*Items from a data source*
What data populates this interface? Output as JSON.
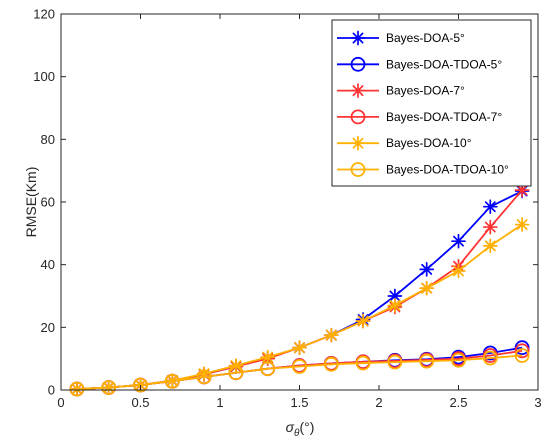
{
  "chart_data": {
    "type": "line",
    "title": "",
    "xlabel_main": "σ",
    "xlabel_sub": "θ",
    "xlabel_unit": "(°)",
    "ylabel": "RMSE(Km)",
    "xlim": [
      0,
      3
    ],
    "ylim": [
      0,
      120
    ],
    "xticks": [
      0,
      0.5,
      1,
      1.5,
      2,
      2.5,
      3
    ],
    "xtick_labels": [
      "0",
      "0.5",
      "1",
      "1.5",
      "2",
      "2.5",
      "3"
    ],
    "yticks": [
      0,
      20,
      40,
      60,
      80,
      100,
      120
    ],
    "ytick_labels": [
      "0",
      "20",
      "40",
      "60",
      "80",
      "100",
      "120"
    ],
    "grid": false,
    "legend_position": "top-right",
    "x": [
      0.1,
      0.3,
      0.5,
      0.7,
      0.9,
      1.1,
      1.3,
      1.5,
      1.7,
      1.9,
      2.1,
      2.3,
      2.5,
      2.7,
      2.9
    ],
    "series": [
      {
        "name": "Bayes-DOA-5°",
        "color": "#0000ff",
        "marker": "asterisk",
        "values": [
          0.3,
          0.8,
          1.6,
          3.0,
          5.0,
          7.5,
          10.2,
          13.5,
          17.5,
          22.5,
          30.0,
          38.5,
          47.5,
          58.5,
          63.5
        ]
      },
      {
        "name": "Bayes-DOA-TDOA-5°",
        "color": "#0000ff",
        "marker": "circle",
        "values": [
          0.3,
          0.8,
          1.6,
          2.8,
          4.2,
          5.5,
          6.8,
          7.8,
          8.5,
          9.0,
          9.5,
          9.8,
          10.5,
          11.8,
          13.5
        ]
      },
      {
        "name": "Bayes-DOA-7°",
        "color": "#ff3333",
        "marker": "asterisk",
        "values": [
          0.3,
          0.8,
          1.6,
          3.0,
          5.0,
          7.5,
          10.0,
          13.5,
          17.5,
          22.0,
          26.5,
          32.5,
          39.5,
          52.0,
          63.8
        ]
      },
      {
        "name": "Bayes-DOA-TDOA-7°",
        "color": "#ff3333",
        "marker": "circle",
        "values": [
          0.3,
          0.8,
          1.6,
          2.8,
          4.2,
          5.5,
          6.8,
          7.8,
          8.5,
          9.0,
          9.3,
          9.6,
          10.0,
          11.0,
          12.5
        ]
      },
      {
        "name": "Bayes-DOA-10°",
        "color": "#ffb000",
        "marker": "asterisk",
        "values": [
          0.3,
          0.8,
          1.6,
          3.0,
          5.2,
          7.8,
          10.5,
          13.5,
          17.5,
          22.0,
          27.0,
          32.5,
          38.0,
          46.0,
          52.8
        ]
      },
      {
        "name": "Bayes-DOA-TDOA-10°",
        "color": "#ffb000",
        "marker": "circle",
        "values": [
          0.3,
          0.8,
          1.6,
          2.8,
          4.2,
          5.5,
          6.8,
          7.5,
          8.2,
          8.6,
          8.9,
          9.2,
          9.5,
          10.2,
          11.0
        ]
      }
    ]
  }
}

*What to do*
Print every entry above again without changing a word, and omit the pictures.

*Answer for this exercise*
What data populates this interface? Output as JSON.
{
  "chart_data": {
    "type": "line",
    "title": "",
    "xlabel_main": "σ",
    "xlabel_sub": "θ",
    "xlabel_unit": "(°)",
    "ylabel": "RMSE(Km)",
    "xlim": [
      0,
      3
    ],
    "ylim": [
      0,
      120
    ],
    "xticks": [
      0,
      0.5,
      1,
      1.5,
      2,
      2.5,
      3
    ],
    "xtick_labels": [
      "0",
      "0.5",
      "1",
      "1.5",
      "2",
      "2.5",
      "3"
    ],
    "yticks": [
      0,
      20,
      40,
      60,
      80,
      100,
      120
    ],
    "ytick_labels": [
      "0",
      "20",
      "40",
      "60",
      "80",
      "100",
      "120"
    ],
    "grid": false,
    "legend_position": "top-right",
    "x": [
      0.1,
      0.3,
      0.5,
      0.7,
      0.9,
      1.1,
      1.3,
      1.5,
      1.7,
      1.9,
      2.1,
      2.3,
      2.5,
      2.7,
      2.9
    ],
    "series": [
      {
        "name": "Bayes-DOA-5°",
        "color": "#0000ff",
        "marker": "asterisk",
        "values": [
          0.3,
          0.8,
          1.6,
          3.0,
          5.0,
          7.5,
          10.2,
          13.5,
          17.5,
          22.5,
          30.0,
          38.5,
          47.5,
          58.5,
          63.5
        ]
      },
      {
        "name": "Bayes-DOA-TDOA-5°",
        "color": "#0000ff",
        "marker": "circle",
        "values": [
          0.3,
          0.8,
          1.6,
          2.8,
          4.2,
          5.5,
          6.8,
          7.8,
          8.5,
          9.0,
          9.5,
          9.8,
          10.5,
          11.8,
          13.5
        ]
      },
      {
        "name": "Bayes-DOA-7°",
        "color": "#ff3333",
        "marker": "asterisk",
        "values": [
          0.3,
          0.8,
          1.6,
          3.0,
          5.0,
          7.5,
          10.0,
          13.5,
          17.5,
          22.0,
          26.5,
          32.5,
          39.5,
          52.0,
          63.8
        ]
      },
      {
        "name": "Bayes-DOA-TDOA-7°",
        "color": "#ff3333",
        "marker": "circle",
        "values": [
          0.3,
          0.8,
          1.6,
          2.8,
          4.2,
          5.5,
          6.8,
          7.8,
          8.5,
          9.0,
          9.3,
          9.6,
          10.0,
          11.0,
          12.5
        ]
      },
      {
        "name": "Bayes-DOA-10°",
        "color": "#ffb000",
        "marker": "asterisk",
        "values": [
          0.3,
          0.8,
          1.6,
          3.0,
          5.2,
          7.8,
          10.5,
          13.5,
          17.5,
          22.0,
          27.0,
          32.5,
          38.0,
          46.0,
          52.8
        ]
      },
      {
        "name": "Bayes-DOA-TDOA-10°",
        "color": "#ffb000",
        "marker": "circle",
        "values": [
          0.3,
          0.8,
          1.6,
          2.8,
          4.2,
          5.5,
          6.8,
          7.5,
          8.2,
          8.6,
          8.9,
          9.2,
          9.5,
          10.2,
          11.0
        ]
      }
    ]
  }
}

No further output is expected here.